Look through the records below and collect all lines that hold the string "Labrador".

◇ ◇ ◇ ◇ ◇ ◇ ◇

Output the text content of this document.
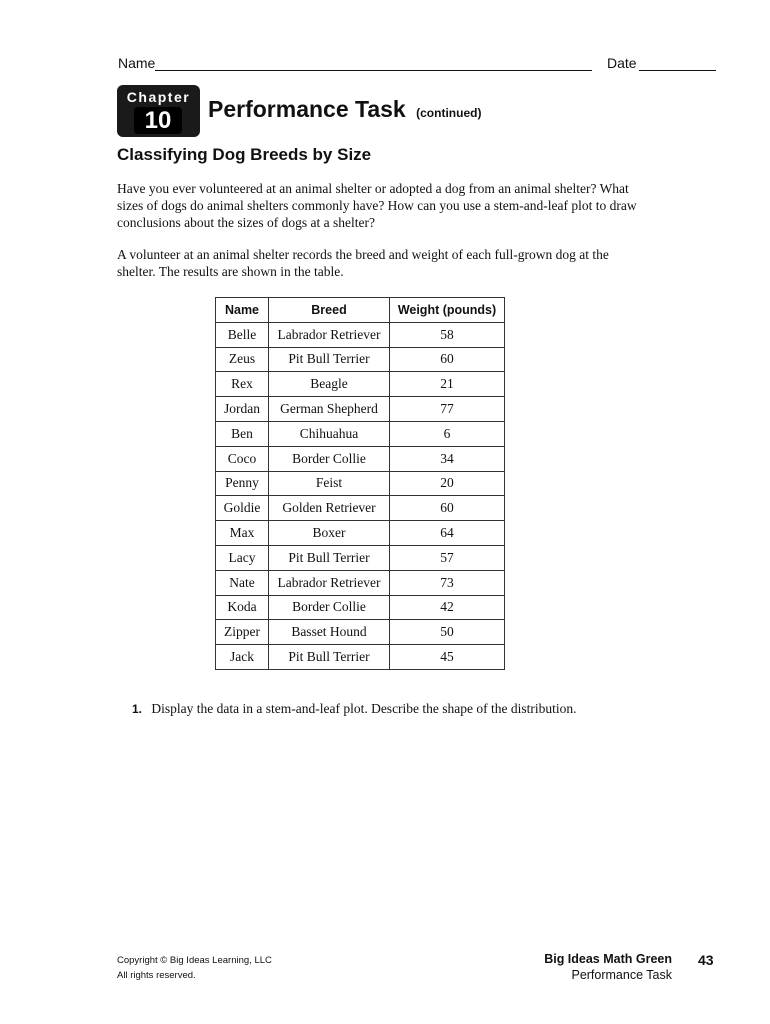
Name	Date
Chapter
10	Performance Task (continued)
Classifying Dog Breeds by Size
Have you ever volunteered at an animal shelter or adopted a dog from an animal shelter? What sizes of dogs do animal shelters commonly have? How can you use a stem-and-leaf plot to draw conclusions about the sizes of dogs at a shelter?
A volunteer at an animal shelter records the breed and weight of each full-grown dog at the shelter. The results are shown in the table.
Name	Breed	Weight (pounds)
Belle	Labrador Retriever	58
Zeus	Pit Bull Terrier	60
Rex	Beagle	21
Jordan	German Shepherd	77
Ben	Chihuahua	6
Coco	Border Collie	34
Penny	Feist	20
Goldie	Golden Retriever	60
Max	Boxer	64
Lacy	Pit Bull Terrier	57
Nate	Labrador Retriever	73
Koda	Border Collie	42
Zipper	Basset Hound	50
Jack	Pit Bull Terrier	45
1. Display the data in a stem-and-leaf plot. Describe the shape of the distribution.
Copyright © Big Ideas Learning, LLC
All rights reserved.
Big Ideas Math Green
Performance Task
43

◇ ◇ ◇ ◇ ◇ ◇ ◇

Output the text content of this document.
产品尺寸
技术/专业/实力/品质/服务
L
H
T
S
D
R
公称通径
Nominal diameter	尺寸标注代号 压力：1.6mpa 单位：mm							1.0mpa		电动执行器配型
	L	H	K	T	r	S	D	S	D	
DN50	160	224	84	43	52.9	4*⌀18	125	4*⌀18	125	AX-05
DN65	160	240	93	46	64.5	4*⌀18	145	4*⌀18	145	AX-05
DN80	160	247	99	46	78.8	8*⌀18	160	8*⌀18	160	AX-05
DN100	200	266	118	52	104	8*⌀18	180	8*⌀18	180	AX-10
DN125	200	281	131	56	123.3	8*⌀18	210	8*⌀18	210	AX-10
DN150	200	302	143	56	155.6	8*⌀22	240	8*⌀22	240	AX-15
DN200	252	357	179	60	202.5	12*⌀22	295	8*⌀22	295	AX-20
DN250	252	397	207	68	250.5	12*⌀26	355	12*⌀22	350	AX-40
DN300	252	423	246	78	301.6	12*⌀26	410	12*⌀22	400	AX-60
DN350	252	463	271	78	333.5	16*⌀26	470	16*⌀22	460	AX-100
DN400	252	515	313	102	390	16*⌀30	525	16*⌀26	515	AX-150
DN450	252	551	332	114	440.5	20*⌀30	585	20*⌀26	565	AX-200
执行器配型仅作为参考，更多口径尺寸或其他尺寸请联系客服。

◇ ◇ ◇ ◇ ◇ ◇ ◇

### Task output
Belle	Labrador Retriever	58
Nate	Labrador Retriever	73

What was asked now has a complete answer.